*Problem statement:* Copy each line that contains the word "Safety".
Begin Available data
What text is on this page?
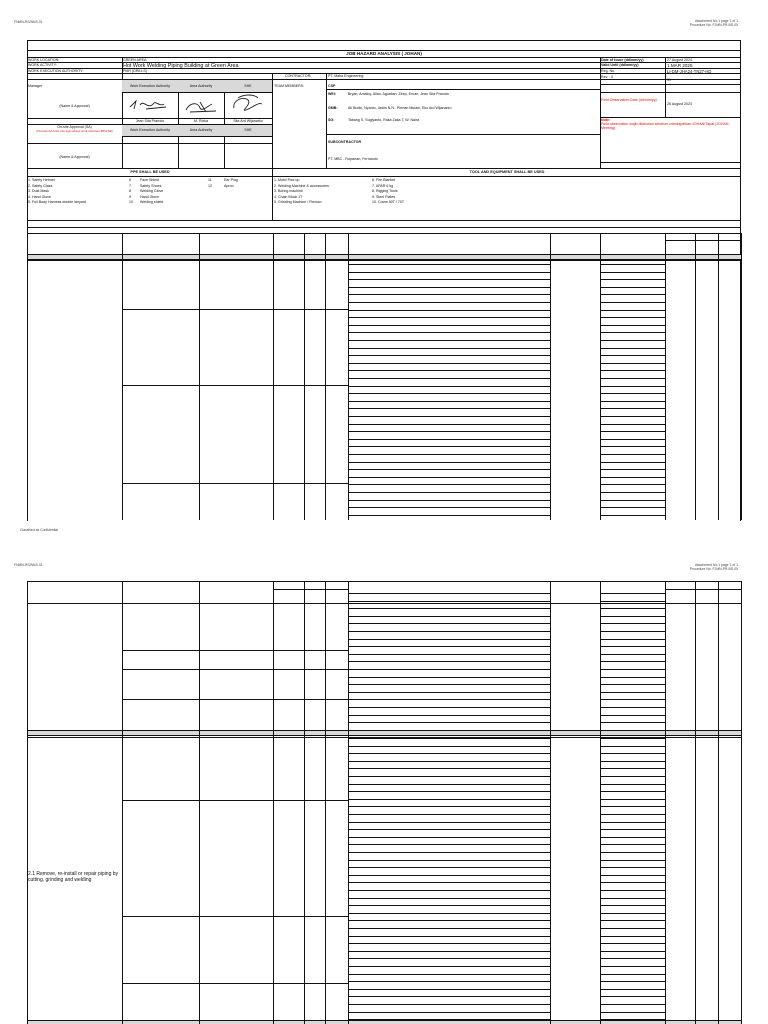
FNMN-RS/NNS-01	Attachment No.1 page 1 of 1
Procedure No. FJMN-PR-BS-05
JOB HAZARD ANALYSIS ( JOHAN)
WORK LOCATION:	GREEN AREA
WORK ACTIVITY:	Hot Work Welding Piping Building at Green Area
WORK EXECUTION AUTHORITY:	PMR (DRILLS)
Manager	Work Execution Authority	Area Authority	SHE
(Name & Approval)
Jean Sita Pranoto	M. Rizka	Sita Ard Wijanarko
On-site Approval (SA)
(Choose AA-fotor can sign where work activities BPH-SE)	Work Execution Authority	Area Authority	SHE
(Name & Approval)
CONTRACTOR:	PT. Maha Engineering
TEAM MEMBERS:	CSP
WEI:	Bryan, Amaloy, Allan, Agustian, Zeep, Ernan, Jean Sita Pranoto
GMB:	Ali Budin, Nyanto, Jaslin N.N., Pirman Mulani, Eko Ard Wijanarko
SG:	Tabang S, Sugiyanto, Raka Zaka T, W. Naira
SUBCONTRACTOR
PT. MBC - Ruparran, Fernando
Date of Issue (dd/mm/yy)	27 August 2024
Valid Until (dd/mm/yy)	1 MAR 2025
Reg. No.	LI-DM-JHA24-TN27-HD
Rev. : 0
01
Field Observation Date (dd/mm/yy)
26 August 2024
Note:
Field observation wajib dilakukan sebelum mendapatkan JOHAN/Tapat (JOHAN Meeting)
PPE SHALL BE USED	TOOL AND EQUIPMENT SHALL BE USED
1. Safety Helmet	6	Face Shield	11	Ear Plug
2. Safety Glass	7	Safety Shoes	12	Apron
3. Dust Mask	8	Welding Glove
4. Hand Glove	9	Hand Glove
5. Full Body Harness double lanyard	10 Welding shield
1. Mobil Pick up	6. Fire Blanket
2. Welding Machine & accessories	7. APAR 6 kg
3. Boring machine	8. Rigging Tools
4. Chain Block 1T	9. Steel Plates
5. Grinding Machine / Flexsco	10. Crane 50T / 70T
Classified as Confidential
FNMN-RS/NNS-01	Attachment No.1 page 1 of 1
Procedure No. FJMN-PR-BS-05
2.1 Remove, re-install or repair piping by cutting, grinding and welding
End Available data
*Complete response:*
1. Safety Helmet	6	Face Shield	11	Ear Plug
2. Safety Glass	7	Safety Shoes	12	Apron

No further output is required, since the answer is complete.